__Stated exercise__:
Keep only the lines where "Average" appears.

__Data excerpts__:
◇ ◇ ◇ ◇ ◇
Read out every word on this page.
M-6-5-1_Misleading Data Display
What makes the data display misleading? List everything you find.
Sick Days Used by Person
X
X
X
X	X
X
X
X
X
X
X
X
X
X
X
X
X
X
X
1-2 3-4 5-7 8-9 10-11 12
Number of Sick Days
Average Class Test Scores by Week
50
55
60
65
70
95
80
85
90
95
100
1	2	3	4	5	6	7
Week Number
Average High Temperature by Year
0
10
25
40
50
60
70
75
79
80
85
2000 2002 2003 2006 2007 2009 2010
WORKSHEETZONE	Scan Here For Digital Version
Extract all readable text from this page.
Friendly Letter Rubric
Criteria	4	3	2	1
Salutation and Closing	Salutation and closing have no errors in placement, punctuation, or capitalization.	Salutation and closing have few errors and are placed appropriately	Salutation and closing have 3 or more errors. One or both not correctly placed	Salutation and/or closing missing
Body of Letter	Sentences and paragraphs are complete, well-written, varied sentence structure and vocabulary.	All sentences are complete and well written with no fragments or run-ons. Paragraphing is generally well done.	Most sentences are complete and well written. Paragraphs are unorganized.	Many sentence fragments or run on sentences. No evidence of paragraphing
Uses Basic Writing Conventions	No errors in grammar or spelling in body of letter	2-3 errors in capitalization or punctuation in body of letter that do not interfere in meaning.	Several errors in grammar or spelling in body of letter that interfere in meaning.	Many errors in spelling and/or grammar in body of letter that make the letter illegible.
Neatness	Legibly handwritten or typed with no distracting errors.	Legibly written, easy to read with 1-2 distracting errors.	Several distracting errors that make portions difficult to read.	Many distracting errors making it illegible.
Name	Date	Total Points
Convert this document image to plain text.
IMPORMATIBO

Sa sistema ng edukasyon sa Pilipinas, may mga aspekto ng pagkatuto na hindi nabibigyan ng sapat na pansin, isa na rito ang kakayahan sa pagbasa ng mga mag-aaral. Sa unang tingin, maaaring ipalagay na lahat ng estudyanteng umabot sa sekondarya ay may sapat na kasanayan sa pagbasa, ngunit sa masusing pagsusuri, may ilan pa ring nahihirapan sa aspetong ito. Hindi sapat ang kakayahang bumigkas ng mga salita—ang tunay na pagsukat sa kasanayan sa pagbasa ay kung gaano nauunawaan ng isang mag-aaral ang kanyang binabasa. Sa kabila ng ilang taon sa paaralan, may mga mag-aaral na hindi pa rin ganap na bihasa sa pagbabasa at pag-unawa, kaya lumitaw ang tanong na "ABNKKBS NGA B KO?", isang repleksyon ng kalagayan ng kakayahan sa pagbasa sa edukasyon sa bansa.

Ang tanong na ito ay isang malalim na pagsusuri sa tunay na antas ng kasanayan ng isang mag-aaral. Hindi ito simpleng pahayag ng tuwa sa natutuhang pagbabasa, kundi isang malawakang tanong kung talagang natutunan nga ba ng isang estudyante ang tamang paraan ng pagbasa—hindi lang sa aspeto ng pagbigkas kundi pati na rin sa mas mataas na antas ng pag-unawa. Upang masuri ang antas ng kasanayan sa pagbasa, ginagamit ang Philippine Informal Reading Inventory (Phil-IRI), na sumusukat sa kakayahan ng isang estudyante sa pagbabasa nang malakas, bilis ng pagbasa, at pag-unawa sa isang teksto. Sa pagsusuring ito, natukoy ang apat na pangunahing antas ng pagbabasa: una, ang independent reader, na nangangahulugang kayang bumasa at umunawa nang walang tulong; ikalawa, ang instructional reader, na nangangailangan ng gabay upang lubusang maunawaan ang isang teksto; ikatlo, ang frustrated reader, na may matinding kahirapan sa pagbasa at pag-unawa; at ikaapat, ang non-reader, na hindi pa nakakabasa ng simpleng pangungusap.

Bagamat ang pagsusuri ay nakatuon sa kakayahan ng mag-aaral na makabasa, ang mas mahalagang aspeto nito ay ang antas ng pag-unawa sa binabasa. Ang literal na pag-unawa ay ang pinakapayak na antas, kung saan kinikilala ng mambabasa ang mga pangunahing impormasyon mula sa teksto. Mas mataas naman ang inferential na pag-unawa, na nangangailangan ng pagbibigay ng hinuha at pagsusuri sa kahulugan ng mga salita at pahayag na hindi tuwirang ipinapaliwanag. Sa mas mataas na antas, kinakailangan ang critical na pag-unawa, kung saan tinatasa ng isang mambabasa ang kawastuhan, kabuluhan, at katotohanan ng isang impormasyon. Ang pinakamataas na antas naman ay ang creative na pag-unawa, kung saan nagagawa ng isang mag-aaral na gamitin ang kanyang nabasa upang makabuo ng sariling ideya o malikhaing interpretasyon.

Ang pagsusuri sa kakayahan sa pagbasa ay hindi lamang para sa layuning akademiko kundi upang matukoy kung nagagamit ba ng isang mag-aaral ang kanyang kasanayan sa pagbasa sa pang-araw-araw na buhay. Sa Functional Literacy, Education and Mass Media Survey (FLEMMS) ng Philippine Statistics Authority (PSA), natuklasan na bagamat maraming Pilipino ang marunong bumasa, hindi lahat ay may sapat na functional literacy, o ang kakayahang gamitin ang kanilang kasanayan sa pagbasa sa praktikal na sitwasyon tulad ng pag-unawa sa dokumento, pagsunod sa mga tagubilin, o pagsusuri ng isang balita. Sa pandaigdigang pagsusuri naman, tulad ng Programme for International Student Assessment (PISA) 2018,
◇ ◇ ◇ ◇ ◇
__Task result__:
Average Class Test Scores by Week
Average High Temperature by Year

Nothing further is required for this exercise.